:: Supplied material

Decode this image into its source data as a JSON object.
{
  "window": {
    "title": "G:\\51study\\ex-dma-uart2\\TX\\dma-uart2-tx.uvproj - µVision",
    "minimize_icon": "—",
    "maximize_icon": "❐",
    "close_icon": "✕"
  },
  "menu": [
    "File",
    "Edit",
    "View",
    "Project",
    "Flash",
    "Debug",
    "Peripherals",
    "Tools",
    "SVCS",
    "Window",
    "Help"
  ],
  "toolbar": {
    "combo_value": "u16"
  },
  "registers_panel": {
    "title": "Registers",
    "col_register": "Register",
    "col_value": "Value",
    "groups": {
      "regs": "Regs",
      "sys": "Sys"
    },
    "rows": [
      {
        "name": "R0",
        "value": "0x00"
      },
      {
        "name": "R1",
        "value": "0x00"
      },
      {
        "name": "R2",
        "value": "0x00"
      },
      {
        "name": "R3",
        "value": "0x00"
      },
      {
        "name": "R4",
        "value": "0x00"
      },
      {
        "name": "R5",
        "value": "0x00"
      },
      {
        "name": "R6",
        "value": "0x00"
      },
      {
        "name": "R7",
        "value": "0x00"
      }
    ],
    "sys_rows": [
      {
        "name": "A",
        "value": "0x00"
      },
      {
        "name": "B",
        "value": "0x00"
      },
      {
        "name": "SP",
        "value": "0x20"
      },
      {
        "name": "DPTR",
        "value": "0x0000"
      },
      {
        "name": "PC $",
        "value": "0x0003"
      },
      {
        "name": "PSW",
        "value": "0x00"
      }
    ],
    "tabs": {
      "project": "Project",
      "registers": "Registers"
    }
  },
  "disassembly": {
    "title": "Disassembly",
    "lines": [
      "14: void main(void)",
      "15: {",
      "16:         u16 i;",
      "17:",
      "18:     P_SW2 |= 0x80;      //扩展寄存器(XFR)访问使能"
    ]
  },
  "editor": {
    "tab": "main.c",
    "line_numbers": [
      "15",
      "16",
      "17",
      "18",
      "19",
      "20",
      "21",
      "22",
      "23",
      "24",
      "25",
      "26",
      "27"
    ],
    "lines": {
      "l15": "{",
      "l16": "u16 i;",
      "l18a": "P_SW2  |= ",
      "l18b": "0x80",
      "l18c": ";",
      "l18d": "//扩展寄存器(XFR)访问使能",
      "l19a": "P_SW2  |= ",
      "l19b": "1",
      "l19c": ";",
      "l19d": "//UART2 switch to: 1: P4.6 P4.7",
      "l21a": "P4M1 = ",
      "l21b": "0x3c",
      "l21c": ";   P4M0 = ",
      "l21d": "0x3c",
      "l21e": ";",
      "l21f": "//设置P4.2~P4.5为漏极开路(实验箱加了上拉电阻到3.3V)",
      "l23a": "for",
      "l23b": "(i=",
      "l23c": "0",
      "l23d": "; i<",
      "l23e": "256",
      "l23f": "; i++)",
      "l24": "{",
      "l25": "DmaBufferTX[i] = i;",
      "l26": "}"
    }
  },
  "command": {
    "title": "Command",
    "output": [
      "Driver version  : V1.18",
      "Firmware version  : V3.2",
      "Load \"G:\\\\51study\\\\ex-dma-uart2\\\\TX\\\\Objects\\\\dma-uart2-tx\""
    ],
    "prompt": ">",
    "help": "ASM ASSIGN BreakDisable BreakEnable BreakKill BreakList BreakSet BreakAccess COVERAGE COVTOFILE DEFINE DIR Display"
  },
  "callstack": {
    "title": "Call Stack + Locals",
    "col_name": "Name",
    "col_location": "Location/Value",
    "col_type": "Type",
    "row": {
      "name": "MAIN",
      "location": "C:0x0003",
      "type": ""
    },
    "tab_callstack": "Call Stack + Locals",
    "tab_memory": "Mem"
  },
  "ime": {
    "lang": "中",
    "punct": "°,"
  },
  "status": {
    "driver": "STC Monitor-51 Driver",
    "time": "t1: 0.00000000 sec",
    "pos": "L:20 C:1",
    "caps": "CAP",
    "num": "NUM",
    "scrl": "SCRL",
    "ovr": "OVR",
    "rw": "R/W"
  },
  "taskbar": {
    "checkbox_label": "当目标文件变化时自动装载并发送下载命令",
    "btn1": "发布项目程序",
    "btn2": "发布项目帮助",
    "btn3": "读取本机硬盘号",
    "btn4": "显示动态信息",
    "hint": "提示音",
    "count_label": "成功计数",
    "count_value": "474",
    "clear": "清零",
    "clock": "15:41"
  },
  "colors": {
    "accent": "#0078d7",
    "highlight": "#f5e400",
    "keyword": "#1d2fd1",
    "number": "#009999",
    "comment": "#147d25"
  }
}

::::

Exercise goal
Point out every line holding the string "version" and copy it.

Answer to this problem
      "Driver version  : V1.18",
      "Firmware version  : V3.2",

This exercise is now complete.